• DIRECTIVE: Extract each line containing the string "numa".

• PROVIDED DATA:
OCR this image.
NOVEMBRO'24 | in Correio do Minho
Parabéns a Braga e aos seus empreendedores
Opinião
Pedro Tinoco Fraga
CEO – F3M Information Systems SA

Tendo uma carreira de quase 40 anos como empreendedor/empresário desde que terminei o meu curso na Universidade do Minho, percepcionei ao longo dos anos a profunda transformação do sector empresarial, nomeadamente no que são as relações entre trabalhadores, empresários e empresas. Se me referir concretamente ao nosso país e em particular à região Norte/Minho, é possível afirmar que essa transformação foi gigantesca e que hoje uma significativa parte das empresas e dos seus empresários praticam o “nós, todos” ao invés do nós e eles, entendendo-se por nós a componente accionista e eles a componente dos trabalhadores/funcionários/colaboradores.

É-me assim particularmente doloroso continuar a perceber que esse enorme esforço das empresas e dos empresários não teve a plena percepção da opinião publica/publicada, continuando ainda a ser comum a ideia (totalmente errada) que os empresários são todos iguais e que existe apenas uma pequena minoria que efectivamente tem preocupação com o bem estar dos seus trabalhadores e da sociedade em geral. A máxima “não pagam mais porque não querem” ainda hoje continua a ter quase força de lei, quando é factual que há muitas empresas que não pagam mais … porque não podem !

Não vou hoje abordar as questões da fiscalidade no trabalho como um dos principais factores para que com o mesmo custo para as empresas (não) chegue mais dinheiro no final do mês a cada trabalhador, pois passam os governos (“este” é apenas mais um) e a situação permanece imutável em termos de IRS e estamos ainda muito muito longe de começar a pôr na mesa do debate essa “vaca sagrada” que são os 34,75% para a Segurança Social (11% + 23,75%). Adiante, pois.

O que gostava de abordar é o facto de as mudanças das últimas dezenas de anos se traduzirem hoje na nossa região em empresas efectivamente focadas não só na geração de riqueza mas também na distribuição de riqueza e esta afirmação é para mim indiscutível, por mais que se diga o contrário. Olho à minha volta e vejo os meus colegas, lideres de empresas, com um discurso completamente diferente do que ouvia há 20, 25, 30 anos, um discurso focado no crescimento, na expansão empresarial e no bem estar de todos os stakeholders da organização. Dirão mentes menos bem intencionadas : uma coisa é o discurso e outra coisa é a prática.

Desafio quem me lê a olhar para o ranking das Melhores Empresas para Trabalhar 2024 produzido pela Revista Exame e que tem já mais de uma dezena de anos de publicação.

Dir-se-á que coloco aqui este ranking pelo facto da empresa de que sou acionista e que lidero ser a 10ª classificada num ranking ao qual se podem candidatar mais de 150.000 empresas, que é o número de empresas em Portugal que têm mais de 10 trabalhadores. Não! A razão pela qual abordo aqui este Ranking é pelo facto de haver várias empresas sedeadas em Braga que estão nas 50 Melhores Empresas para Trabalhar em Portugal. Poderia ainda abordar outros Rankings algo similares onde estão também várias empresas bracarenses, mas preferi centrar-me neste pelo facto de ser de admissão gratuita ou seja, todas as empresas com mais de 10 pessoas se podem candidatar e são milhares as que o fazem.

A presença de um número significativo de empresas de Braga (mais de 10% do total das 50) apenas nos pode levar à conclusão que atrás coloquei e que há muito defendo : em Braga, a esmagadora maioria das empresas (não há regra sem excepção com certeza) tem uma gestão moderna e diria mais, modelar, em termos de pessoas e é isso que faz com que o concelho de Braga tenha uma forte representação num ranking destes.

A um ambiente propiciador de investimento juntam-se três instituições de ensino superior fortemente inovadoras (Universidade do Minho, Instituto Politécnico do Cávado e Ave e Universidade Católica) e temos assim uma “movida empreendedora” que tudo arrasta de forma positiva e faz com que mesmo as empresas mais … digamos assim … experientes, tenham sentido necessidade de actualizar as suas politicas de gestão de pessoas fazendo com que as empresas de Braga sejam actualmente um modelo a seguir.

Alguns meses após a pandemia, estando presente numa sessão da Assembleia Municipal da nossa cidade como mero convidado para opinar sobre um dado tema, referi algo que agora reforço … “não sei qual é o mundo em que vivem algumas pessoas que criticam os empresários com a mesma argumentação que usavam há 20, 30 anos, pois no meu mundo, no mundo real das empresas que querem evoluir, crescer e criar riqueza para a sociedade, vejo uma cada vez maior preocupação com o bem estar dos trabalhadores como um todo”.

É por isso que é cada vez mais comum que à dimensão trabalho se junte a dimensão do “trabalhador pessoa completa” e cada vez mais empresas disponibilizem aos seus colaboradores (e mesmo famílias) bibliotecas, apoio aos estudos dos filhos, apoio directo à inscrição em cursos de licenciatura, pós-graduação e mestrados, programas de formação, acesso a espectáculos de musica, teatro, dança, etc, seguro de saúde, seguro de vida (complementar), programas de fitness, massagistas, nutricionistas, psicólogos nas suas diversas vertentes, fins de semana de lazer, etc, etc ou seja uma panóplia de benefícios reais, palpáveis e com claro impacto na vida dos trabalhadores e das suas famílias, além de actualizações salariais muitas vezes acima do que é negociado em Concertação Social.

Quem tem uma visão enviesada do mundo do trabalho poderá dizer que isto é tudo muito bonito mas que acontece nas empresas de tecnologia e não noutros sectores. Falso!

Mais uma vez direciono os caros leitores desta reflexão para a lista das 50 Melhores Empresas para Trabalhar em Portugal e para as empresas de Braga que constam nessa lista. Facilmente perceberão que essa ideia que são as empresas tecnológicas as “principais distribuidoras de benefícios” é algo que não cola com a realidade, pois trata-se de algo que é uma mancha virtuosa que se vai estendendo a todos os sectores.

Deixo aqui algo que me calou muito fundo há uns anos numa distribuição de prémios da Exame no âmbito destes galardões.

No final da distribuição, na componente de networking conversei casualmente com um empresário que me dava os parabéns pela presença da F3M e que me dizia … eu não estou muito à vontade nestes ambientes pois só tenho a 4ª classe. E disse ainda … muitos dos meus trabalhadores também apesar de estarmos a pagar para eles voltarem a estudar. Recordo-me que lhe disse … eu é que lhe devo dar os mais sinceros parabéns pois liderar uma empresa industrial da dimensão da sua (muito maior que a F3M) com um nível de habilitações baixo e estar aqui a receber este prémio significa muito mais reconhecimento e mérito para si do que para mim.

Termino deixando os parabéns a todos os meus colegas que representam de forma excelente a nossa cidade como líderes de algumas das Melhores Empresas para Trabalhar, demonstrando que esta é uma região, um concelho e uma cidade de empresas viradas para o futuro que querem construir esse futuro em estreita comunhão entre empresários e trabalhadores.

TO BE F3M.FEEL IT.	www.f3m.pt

• ANSWER TO THE EXERCISE:
Alguns meses após a pandemia, estando presente numa sessão da Assembleia Municipal da nossa cidade como mero convidado para opinar sobre um dado tema, referi algo que agora reforço … “não sei qual é o mundo em que vivem algumas pessoas que criticam os empresários com a mesma argumentação que usavam há 20, 30 anos, pois no meu mundo, no mundo real das empresas que querem evoluir, crescer e criar riqueza para a sociedade, vejo uma cada vez maior preocupação com o bem estar dos trabalhadores como um todo”.
Deixo aqui algo que me calou muito fundo há uns anos numa distribuição de prémios da Exame no âmbito destes galardões.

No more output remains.